■ Provided entries
────────

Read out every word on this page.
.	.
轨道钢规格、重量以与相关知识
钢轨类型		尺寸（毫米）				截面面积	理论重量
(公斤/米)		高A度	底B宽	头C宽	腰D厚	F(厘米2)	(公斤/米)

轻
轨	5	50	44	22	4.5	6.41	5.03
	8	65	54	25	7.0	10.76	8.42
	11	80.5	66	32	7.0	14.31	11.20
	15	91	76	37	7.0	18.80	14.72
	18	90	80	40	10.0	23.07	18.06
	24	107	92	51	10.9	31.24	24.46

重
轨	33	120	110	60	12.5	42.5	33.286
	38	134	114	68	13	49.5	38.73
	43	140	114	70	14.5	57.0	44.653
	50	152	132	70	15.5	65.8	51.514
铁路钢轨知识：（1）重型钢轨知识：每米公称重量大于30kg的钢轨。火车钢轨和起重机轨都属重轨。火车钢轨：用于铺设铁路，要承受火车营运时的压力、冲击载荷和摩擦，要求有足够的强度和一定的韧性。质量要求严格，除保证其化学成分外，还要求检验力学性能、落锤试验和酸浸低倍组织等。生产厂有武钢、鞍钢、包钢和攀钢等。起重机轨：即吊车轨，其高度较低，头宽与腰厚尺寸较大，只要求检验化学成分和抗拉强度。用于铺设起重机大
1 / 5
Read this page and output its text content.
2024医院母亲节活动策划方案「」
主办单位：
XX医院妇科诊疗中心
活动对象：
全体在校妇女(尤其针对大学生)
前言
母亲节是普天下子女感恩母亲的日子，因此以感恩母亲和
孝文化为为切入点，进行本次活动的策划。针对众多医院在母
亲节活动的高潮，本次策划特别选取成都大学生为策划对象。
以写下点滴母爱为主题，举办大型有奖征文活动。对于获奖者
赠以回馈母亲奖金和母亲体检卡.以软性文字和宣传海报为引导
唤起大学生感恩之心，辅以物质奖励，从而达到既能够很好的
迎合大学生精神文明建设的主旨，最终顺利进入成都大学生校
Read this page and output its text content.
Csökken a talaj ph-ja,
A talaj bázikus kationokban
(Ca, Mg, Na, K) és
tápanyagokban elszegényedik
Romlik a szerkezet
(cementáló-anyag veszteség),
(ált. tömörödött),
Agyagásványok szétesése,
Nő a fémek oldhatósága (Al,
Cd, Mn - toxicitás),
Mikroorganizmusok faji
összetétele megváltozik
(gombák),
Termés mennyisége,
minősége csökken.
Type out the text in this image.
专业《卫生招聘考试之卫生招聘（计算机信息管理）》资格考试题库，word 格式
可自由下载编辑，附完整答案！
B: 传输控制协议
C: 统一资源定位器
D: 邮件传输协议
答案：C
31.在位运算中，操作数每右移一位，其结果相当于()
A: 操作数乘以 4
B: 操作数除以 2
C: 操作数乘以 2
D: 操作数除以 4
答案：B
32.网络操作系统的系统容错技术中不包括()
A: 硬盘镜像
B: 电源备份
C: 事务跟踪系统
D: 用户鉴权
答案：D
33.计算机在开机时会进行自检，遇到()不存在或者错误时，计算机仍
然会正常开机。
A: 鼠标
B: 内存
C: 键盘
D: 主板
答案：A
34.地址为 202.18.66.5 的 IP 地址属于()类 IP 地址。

────────

■ Exercise requirements
Retype all of the entries precisely as they are.

■ Output of the task
Read out every word on this page.
.	.
轨道钢规格、重量以与相关知识
钢轨类型		尺寸（毫米）				截面面积	理论重量
(公斤/米)		高A度	底B宽	头C宽	腰D厚	F(厘米2)	(公斤/米)

轻
轨	5	50	44	22	4.5	6.41	5.03
	8	65	54	25	7.0	10.76	8.42
	11	80.5	66	32	7.0	14.31	11.20
	15	91	76	37	7.0	18.80	14.72
	18	90	80	40	10.0	23.07	18.06
	24	107	92	51	10.9	31.24	24.46

重
轨	33	120	110	60	12.5	42.5	33.286
	38	134	114	68	13	49.5	38.73
	43	140	114	70	14.5	57.0	44.653
	50	152	132	70	15.5	65.8	51.514
铁路钢轨知识：（1）重型钢轨知识：每米公称重量大于30kg的钢轨。火车钢轨和起重机轨都属重轨。火车钢轨：用于铺设铁路，要承受火车营运时的压力、冲击载荷和摩擦，要求有足够的强度和一定的韧性。质量要求严格，除保证其化学成分外，还要求检验力学性能、落锤试验和酸浸低倍组织等。生产厂有武钢、鞍钢、包钢和攀钢等。起重机轨：即吊车轨，其高度较低，头宽与腰厚尺寸较大，只要求检验化学成分和抗拉强度。用于铺设起重机大
1 / 5
Read this page and output its text content.
2024医院母亲节活动策划方案「」
主办单位：
XX医院妇科诊疗中心
活动对象：
全体在校妇女(尤其针对大学生)
前言
母亲节是普天下子女感恩母亲的日子，因此以感恩母亲和
孝文化为为切入点，进行本次活动的策划。针对众多医院在母
亲节活动的高潮，本次策划特别选取成都大学生为策划对象。
以写下点滴母爱为主题，举办大型有奖征文活动。对于获奖者
赠以回馈母亲奖金和母亲体检卡.以软性文字和宣传海报为引导
唤起大学生感恩之心，辅以物质奖励，从而达到既能够很好的
迎合大学生精神文明建设的主旨，最终顺利进入成都大学生校
Read this page and output its text content.
Csökken a talaj ph-ja,
A talaj bázikus kationokban
(Ca, Mg, Na, K) és
tápanyagokban elszegényedik
Romlik a szerkezet
(cementáló-anyag veszteség),
(ált. tömörödött),
Agyagásványok szétesése,
Nő a fémek oldhatósága (Al,
Cd, Mn - toxicitás),
Mikroorganizmusok faji
összetétele megváltozik
(gombák),
Termés mennyisége,
minősége csökken.
Type out the text in this image.
专业《卫生招聘考试之卫生招聘（计算机信息管理）》资格考试题库，word 格式
可自由下载编辑，附完整答案！
B: 传输控制协议
C: 统一资源定位器
D: 邮件传输协议
答案：C
31.在位运算中，操作数每右移一位，其结果相当于()
A: 操作数乘以 4
B: 操作数除以 2
C: 操作数乘以 2
D: 操作数除以 4
答案：B
32.网络操作系统的系统容错技术中不包括()
A: 硬盘镜像
B: 电源备份
C: 事务跟踪系统
D: 用户鉴权
答案：D
33.计算机在开机时会进行自检，遇到()不存在或者错误时，计算机仍
然会正常开机。
A: 鼠标
B: 内存
C: 键盘
D: 主板
答案：A
34.地址为 202.18.66.5 的 IP 地址属于()类 IP 地址。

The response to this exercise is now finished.